— start —

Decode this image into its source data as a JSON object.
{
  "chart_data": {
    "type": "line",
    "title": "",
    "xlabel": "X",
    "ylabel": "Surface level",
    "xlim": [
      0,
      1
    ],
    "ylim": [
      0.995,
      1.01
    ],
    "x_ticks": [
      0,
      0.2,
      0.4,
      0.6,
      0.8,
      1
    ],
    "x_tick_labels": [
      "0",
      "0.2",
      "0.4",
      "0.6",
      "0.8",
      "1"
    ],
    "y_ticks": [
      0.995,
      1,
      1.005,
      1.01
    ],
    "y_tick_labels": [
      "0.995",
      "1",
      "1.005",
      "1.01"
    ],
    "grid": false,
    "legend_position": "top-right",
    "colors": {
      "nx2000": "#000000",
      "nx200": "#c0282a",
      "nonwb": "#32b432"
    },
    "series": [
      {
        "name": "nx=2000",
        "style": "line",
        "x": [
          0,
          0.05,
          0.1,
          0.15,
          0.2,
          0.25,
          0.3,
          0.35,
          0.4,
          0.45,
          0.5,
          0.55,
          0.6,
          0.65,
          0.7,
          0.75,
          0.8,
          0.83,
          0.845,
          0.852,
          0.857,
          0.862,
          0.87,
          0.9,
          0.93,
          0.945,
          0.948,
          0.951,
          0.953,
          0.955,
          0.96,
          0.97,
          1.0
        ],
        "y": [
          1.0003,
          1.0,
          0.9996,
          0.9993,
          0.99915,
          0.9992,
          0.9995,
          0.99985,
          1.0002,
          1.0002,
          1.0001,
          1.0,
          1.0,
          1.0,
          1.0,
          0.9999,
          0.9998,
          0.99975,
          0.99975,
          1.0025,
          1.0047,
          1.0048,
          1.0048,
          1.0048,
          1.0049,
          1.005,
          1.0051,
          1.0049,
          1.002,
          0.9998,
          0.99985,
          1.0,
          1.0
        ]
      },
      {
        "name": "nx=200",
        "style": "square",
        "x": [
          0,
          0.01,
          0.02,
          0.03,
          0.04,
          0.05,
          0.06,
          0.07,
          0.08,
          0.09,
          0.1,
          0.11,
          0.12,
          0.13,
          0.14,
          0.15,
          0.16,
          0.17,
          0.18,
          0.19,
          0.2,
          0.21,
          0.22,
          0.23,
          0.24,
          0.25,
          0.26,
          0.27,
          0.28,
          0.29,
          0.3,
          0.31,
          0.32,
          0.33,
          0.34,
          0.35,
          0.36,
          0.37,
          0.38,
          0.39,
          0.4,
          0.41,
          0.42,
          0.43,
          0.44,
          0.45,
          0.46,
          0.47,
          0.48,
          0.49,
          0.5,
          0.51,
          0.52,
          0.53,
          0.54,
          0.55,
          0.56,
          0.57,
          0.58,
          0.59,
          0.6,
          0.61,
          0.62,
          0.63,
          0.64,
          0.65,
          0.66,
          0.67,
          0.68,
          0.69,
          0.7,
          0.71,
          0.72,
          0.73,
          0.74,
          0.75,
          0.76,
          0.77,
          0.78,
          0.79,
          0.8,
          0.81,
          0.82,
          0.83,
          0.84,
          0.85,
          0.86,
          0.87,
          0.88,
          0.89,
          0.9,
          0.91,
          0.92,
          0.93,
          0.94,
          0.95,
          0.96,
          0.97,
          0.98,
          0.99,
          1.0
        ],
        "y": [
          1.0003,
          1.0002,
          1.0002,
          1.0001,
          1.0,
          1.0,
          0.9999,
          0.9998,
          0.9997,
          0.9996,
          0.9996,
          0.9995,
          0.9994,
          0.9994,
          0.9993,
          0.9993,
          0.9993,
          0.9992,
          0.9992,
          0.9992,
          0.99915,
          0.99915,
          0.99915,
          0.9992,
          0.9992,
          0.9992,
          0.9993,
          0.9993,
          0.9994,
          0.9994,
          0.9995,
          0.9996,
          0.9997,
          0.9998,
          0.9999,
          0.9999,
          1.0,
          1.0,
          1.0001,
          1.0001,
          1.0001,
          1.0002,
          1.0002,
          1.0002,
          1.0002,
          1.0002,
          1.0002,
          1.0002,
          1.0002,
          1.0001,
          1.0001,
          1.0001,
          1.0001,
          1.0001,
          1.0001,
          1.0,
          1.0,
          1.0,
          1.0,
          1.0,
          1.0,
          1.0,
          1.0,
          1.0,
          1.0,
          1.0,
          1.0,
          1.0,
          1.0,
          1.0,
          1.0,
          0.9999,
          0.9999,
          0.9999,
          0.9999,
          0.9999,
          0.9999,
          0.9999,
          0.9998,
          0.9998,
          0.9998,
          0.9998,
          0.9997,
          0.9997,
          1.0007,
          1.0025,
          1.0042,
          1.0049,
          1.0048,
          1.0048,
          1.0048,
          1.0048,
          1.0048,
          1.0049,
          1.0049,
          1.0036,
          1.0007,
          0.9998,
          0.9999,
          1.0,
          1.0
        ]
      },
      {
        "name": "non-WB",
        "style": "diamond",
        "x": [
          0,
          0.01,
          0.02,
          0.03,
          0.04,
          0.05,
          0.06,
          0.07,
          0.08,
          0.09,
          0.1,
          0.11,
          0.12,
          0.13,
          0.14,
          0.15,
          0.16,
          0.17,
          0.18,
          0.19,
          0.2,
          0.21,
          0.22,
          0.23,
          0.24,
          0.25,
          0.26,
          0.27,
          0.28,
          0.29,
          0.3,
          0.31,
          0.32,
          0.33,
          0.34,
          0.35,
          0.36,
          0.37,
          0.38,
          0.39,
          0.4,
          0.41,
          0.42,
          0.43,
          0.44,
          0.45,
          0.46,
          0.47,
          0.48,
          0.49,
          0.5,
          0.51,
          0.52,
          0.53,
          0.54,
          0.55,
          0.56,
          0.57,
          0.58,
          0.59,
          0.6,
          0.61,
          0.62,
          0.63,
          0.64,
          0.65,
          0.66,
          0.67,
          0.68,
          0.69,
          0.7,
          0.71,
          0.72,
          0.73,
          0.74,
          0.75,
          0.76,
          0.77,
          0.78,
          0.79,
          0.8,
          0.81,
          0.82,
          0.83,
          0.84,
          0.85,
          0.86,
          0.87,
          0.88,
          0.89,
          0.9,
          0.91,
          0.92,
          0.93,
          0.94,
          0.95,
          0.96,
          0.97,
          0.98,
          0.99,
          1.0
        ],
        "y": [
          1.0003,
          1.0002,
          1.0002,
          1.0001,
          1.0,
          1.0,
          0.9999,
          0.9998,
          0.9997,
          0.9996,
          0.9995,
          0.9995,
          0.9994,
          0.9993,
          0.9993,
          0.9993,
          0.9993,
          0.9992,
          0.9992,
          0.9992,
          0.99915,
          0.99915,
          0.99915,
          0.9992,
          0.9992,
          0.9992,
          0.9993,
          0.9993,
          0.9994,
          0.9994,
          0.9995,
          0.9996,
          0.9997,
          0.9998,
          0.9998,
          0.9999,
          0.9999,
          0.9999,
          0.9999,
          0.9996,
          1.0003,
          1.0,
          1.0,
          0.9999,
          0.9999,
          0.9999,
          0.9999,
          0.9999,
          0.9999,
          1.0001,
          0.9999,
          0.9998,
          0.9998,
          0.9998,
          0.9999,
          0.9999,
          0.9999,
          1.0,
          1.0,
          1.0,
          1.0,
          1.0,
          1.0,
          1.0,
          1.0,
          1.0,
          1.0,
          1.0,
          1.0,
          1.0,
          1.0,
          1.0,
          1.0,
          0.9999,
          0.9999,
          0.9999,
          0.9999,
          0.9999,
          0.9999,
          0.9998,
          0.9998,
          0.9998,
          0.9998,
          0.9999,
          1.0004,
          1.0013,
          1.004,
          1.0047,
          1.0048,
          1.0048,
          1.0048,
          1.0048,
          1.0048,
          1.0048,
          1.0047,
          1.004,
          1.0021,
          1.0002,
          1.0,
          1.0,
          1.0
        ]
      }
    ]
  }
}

— end —

Exercise prompt: From the listing above, extract all records word for word.

Response to the exercise:
Decode this image into its source data as a JSON object.
{
  "chart_data": {
    "type": "line",
    "title": "",
    "xlabel": "X",
    "ylabel": "Surface level",
    "xlim": [
      0,
      1
    ],
    "ylim": [
      0.995,
      1.01
    ],
    "x_ticks": [
      0,
      0.2,
      0.4,
      0.6,
      0.8,
      1
    ],
    "x_tick_labels": [
      "0",
      "0.2",
      "0.4",
      "0.6",
      "0.8",
      "1"
    ],
    "y_ticks": [
      0.995,
      1,
      1.005,
      1.01
    ],
    "y_tick_labels": [
      "0.995",
      "1",
      "1.005",
      "1.01"
    ],
    "grid": false,
    "legend_position": "top-right",
    "colors": {
      "nx2000": "#000000",
      "nx200": "#c0282a",
      "nonwb": "#32b432"
    },
    "series": [
      {
        "name": "nx=2000",
        "style": "line",
        "x": [
          0,
          0.05,
          0.1,
          0.15,
          0.2,
          0.25,
          0.3,
          0.35,
          0.4,
          0.45,
          0.5,
          0.55,
          0.6,
          0.65,
          0.7,
          0.75,
          0.8,
          0.83,
          0.845,
          0.852,
          0.857,
          0.862,
          0.87,
          0.9,
          0.93,
          0.945,
          0.948,
          0.951,
          0.953,
          0.955,
          0.96,
          0.97,
          1.0
        ],
        "y": [
          1.0003,
          1.0,
          0.9996,
          0.9993,
          0.99915,
          0.9992,
          0.9995,
          0.99985,
          1.0002,
          1.0002,
          1.0001,
          1.0,
          1.0,
          1.0,
          1.0,
          0.9999,
          0.9998,
          0.99975,
          0.99975,
          1.0025,
          1.0047,
          1.0048,
          1.0048,
          1.0048,
          1.0049,
          1.005,
          1.0051,
          1.0049,
          1.002,
          0.9998,
          0.99985,
          1.0,
          1.0
        ]
      },
      {
        "name": "nx=200",
        "style": "square",
        "x": [
          0,
          0.01,
          0.02,
          0.03,
          0.04,
          0.05,
          0.06,
          0.07,
          0.08,
          0.09,
          0.1,
          0.11,
          0.12,
          0.13,
          0.14,
          0.15,
          0.16,
          0.17,
          0.18,
          0.19,
          0.2,
          0.21,
          0.22,
          0.23,
          0.24,
          0.25,
          0.26,
          0.27,
          0.28,
          0.29,
          0.3,
          0.31,
          0.32,
          0.33,
          0.34,
          0.35,
          0.36,
          0.37,
          0.38,
          0.39,
          0.4,
          0.41,
          0.42,
          0.43,
          0.44,
          0.45,
          0.46,
          0.47,
          0.48,
          0.49,
          0.5,
          0.51,
          0.52,
          0.53,
          0.54,
          0.55,
          0.56,
          0.57,
          0.58,
          0.59,
          0.6,
          0.61,
          0.62,
          0.63,
          0.64,
          0.65,
          0.66,
          0.67,
          0.68,
          0.69,
          0.7,
          0.71,
          0.72,
          0.73,
          0.74,
          0.75,
          0.76,
          0.77,
          0.78,
          0.79,
          0.8,
          0.81,
          0.82,
          0.83,
          0.84,
          0.85,
          0.86,
          0.87,
          0.88,
          0.89,
          0.9,
          0.91,
          0.92,
          0.93,
          0.94,
          0.95,
          0.96,
          0.97,
          0.98,
          0.99,
          1.0
        ],
        "y": [
          1.0003,
          1.0002,
          1.0002,
          1.0001,
          1.0,
          1.0,
          0.9999,
          0.9998,
          0.9997,
          0.9996,
          0.9996,
          0.9995,
          0.9994,
          0.9994,
          0.9993,
          0.9993,
          0.9993,
          0.9992,
          0.9992,
          0.9992,
          0.99915,
          0.99915,
          0.99915,
          0.9992,
          0.9992,
          0.9992,
          0.9993,
          0.9993,
          0.9994,
          0.9994,
          0.9995,
          0.9996,
          0.9997,
          0.9998,
          0.9999,
          0.9999,
          1.0,
          1.0,
          1.0001,
          1.0001,
          1.0001,
          1.0002,
          1.0002,
          1.0002,
          1.0002,
          1.0002,
          1.0002,
          1.0002,
          1.0002,
          1.0001,
          1.0001,
          1.0001,
          1.0001,
          1.0001,
          1.0001,
          1.0,
          1.0,
          1.0,
          1.0,
          1.0,
          1.0,
          1.0,
          1.0,
          1.0,
          1.0,
          1.0,
          1.0,
          1.0,
          1.0,
          1.0,
          1.0,
          0.9999,
          0.9999,
          0.9999,
          0.9999,
          0.9999,
          0.9999,
          0.9999,
          0.9998,
          0.9998,
          0.9998,
          0.9998,
          0.9997,
          0.9997,
          1.0007,
          1.0025,
          1.0042,
          1.0049,
          1.0048,
          1.0048,
          1.0048,
          1.0048,
          1.0048,
          1.0049,
          1.0049,
          1.0036,
          1.0007,
          0.9998,
          0.9999,
          1.0,
          1.0
        ]
      },
      {
        "name": "non-WB",
        "style": "diamond",
        "x": [
          0,
          0.01,
          0.02,
          0.03,
          0.04,
          0.05,
          0.06,
          0.07,
          0.08,
          0.09,
          0.1,
          0.11,
          0.12,
          0.13,
          0.14,
          0.15,
          0.16,
          0.17,
          0.18,
          0.19,
          0.2,
          0.21,
          0.22,
          0.23,
          0.24,
          0.25,
          0.26,
          0.27,
          0.28,
          0.29,
          0.3,
          0.31,
          0.32,
          0.33,
          0.34,
          0.35,
          0.36,
          0.37,
          0.38,
          0.39,
          0.4,
          0.41,
          0.42,
          0.43,
          0.44,
          0.45,
          0.46,
          0.47,
          0.48,
          0.49,
          0.5,
          0.51,
          0.52,
          0.53,
          0.54,
          0.55,
          0.56,
          0.57,
          0.58,
          0.59,
          0.6,
          0.61,
          0.62,
          0.63,
          0.64,
          0.65,
          0.66,
          0.67,
          0.68,
          0.69,
          0.7,
          0.71,
          0.72,
          0.73,
          0.74,
          0.75,
          0.76,
          0.77,
          0.78,
          0.79,
          0.8,
          0.81,
          0.82,
          0.83,
          0.84,
          0.85,
          0.86,
          0.87,
          0.88,
          0.89,
          0.9,
          0.91,
          0.92,
          0.93,
          0.94,
          0.95,
          0.96,
          0.97,
          0.98,
          0.99,
          1.0
        ],
        "y": [
          1.0003,
          1.0002,
          1.0002,
          1.0001,
          1.0,
          1.0,
          0.9999,
          0.9998,
          0.9997,
          0.9996,
          0.9995,
          0.9995,
          0.9994,
          0.9993,
          0.9993,
          0.9993,
          0.9993,
          0.9992,
          0.9992,
          0.9992,
          0.99915,
          0.99915,
          0.99915,
          0.9992,
          0.9992,
          0.9992,
          0.9993,
          0.9993,
          0.9994,
          0.9994,
          0.9995,
          0.9996,
          0.9997,
          0.9998,
          0.9998,
          0.9999,
          0.9999,
          0.9999,
          0.9999,
          0.9996,
          1.0003,
          1.0,
          1.0,
          0.9999,
          0.9999,
          0.9999,
          0.9999,
          0.9999,
          0.9999,
          1.0001,
          0.9999,
          0.9998,
          0.9998,
          0.9998,
          0.9999,
          0.9999,
          0.9999,
          1.0,
          1.0,
          1.0,
          1.0,
          1.0,
          1.0,
          1.0,
          1.0,
          1.0,
          1.0,
          1.0,
          1.0,
          1.0,
          1.0,
          1.0,
          1.0,
          0.9999,
          0.9999,
          0.9999,
          0.9999,
          0.9999,
          0.9999,
          0.9998,
          0.9998,
          0.9998,
          0.9998,
          0.9999,
          1.0004,
          1.0013,
          1.004,
          1.0047,
          1.0048,
          1.0048,
          1.0048,
          1.0048,
          1.0048,
          1.0048,
          1.0047,
          1.004,
          1.0021,
          1.0002,
          1.0,
          1.0,
          1.0
        ]
      }
    ]
  }
}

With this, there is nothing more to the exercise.